ASSIGNED TASK: Report each line of the entries below that has the word "Espécie" in it.

** Opening RECORDS SUPPLIED block **

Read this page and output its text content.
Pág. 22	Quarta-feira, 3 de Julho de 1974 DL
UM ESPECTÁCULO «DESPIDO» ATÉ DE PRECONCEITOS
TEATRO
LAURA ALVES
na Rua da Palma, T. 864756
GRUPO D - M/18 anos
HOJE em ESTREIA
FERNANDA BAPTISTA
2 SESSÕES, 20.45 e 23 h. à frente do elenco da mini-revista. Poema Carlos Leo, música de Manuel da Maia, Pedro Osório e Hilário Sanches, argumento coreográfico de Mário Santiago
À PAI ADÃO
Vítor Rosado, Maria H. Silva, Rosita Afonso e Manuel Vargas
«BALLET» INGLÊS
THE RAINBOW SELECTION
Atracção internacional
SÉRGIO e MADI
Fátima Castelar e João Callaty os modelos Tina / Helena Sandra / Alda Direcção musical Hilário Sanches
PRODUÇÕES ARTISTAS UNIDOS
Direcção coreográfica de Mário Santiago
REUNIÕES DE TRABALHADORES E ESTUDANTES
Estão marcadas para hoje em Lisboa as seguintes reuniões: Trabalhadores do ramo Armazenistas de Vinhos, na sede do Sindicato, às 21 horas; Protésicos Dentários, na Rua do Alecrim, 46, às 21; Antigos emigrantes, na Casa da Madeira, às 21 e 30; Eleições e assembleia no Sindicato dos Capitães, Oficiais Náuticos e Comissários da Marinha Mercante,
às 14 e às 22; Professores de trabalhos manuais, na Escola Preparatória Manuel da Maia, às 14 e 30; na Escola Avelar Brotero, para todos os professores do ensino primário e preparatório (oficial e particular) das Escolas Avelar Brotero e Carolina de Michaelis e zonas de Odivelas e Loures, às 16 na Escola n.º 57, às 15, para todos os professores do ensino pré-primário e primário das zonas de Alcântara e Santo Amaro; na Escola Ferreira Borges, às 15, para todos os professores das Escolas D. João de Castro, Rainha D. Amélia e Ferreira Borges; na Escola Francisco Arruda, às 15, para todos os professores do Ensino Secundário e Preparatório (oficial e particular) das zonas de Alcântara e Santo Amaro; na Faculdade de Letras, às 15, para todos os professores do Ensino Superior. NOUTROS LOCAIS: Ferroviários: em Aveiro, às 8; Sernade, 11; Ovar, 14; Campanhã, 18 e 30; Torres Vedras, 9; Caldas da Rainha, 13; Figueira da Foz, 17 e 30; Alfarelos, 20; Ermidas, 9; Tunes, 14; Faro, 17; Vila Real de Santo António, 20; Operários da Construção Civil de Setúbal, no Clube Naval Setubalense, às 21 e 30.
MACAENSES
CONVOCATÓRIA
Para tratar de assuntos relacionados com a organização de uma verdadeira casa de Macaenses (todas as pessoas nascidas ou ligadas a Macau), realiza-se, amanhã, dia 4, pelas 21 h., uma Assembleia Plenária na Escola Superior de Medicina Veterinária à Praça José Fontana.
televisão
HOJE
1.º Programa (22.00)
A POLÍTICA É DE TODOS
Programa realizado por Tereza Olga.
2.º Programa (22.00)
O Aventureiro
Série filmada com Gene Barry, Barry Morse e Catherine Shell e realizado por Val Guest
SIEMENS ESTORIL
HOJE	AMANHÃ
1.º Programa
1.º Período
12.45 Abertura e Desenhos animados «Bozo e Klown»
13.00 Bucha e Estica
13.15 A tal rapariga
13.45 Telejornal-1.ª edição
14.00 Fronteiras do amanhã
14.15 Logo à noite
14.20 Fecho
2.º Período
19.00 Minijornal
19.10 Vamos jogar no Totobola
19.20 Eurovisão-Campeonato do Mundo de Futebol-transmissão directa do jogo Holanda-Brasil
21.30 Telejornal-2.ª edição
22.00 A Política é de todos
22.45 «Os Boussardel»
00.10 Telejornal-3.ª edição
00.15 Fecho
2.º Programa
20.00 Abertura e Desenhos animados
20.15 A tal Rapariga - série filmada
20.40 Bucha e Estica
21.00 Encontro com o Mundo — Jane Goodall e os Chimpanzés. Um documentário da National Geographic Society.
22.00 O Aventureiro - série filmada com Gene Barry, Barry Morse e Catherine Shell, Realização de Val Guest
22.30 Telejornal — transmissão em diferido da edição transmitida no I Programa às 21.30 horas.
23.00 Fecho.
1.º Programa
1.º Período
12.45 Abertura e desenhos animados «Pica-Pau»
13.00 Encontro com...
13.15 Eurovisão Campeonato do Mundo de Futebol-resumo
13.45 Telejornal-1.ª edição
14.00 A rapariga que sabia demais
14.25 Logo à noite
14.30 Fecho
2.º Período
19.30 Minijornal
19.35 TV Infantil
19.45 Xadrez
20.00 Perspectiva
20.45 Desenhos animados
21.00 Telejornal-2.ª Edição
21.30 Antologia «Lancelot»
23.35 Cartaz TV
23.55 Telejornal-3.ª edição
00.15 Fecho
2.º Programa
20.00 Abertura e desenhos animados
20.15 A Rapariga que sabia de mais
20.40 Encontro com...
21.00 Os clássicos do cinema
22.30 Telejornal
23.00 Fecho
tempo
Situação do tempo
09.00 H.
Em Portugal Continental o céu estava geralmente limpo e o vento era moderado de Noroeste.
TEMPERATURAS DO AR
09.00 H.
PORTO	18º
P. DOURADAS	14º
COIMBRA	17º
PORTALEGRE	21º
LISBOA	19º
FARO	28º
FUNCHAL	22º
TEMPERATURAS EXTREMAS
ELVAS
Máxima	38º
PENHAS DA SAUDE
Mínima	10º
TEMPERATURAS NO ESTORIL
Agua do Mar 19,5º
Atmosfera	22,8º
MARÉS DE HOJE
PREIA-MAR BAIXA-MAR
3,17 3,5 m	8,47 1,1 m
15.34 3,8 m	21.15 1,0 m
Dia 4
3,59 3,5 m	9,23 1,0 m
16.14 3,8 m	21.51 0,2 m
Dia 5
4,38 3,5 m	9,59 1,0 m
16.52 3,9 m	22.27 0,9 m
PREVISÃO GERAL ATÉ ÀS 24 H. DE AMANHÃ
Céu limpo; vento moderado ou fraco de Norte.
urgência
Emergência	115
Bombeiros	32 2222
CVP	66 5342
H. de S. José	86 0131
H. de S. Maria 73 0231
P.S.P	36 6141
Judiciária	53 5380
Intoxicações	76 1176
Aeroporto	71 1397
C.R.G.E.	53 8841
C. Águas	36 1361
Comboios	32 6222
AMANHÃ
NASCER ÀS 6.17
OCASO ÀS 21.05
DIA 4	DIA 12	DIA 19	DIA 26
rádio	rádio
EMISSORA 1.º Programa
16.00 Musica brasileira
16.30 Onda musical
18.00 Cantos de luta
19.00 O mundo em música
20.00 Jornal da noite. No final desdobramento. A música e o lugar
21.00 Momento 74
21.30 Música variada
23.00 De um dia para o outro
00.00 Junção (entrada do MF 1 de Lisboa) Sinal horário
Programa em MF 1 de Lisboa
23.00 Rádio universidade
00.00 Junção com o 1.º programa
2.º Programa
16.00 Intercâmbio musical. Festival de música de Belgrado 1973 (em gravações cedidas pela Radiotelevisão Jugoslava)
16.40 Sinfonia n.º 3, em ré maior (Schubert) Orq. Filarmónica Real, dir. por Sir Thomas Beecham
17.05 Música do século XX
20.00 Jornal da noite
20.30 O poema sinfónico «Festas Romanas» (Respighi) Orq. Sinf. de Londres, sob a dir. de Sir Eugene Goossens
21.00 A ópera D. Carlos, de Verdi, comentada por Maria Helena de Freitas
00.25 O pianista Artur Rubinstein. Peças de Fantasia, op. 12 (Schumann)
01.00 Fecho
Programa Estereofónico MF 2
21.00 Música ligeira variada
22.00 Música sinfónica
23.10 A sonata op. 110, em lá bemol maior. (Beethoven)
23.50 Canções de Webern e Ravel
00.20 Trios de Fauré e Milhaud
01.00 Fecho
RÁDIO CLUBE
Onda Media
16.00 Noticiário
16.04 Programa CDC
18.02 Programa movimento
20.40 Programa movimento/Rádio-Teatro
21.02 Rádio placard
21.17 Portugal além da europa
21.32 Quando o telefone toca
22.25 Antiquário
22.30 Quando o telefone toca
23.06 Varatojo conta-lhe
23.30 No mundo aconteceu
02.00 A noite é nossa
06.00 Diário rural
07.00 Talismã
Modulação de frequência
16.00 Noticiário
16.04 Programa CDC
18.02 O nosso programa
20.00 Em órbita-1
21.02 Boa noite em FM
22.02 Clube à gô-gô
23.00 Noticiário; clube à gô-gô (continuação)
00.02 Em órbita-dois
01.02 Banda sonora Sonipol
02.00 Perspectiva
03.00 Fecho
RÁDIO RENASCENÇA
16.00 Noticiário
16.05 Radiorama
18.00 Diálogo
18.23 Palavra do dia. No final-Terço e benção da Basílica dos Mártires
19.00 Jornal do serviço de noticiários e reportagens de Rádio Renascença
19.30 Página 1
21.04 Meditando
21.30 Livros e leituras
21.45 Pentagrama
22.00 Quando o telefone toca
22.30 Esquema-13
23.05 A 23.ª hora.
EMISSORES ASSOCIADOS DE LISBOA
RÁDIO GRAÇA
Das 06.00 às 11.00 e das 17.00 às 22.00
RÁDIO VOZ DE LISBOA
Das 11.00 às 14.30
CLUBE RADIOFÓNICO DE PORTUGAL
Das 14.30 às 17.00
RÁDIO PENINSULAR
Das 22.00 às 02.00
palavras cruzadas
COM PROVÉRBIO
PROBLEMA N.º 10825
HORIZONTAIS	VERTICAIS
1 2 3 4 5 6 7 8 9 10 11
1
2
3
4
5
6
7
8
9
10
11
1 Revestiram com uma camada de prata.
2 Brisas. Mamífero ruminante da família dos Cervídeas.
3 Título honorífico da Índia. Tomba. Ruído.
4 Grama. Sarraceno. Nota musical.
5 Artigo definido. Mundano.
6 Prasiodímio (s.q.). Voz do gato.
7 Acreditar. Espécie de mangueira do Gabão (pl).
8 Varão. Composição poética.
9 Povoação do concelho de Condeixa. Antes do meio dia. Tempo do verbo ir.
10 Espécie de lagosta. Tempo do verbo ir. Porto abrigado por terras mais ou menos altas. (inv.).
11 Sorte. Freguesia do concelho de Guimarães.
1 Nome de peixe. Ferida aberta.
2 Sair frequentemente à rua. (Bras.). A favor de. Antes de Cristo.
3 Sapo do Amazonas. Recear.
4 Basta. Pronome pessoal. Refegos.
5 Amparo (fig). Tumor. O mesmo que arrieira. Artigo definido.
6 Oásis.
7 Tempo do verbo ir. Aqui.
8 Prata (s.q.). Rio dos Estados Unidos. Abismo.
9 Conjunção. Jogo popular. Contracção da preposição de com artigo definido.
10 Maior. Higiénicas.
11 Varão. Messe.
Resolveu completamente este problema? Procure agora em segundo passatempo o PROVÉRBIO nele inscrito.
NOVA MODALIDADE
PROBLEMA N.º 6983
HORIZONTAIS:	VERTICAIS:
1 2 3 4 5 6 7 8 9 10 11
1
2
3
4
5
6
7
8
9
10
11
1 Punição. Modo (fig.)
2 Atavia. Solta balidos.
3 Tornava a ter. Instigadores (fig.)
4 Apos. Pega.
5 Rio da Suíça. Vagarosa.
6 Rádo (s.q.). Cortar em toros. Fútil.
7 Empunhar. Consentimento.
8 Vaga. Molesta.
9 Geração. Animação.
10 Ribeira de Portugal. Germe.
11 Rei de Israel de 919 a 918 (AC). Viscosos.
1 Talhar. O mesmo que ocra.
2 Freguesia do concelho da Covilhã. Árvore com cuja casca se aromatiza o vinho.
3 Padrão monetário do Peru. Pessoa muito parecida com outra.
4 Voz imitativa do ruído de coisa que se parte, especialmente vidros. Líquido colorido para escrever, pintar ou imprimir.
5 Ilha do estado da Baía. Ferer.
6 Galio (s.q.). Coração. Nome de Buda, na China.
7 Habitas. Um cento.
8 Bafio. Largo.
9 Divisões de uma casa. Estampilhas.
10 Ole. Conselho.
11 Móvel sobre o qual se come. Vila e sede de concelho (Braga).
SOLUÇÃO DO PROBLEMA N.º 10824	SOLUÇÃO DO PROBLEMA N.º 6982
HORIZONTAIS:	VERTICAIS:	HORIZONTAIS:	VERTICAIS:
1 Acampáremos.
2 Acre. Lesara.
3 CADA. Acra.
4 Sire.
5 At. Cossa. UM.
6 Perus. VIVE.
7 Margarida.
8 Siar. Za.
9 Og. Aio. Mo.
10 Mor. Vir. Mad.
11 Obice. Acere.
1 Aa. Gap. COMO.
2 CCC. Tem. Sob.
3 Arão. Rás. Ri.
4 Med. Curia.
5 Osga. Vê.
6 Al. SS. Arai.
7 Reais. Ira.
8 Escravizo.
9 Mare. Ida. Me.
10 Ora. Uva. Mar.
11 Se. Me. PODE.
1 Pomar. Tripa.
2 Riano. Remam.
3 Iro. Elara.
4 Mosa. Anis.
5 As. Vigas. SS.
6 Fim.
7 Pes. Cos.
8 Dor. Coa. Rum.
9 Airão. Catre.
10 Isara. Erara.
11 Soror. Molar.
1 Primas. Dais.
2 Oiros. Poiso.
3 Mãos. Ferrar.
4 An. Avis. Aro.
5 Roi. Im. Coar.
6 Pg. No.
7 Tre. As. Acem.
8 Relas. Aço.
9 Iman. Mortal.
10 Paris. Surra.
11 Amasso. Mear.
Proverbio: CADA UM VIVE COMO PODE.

** Closing RECORDS SUPPLIED block **

EXERCISE OUTPUT:
7 Acreditar. Espécie de mangueira do Gabão (pl).
10 Espécie de lagosta. Tempo do verbo ir. Porto abrigado por terras mais ou menos altas. (inv.).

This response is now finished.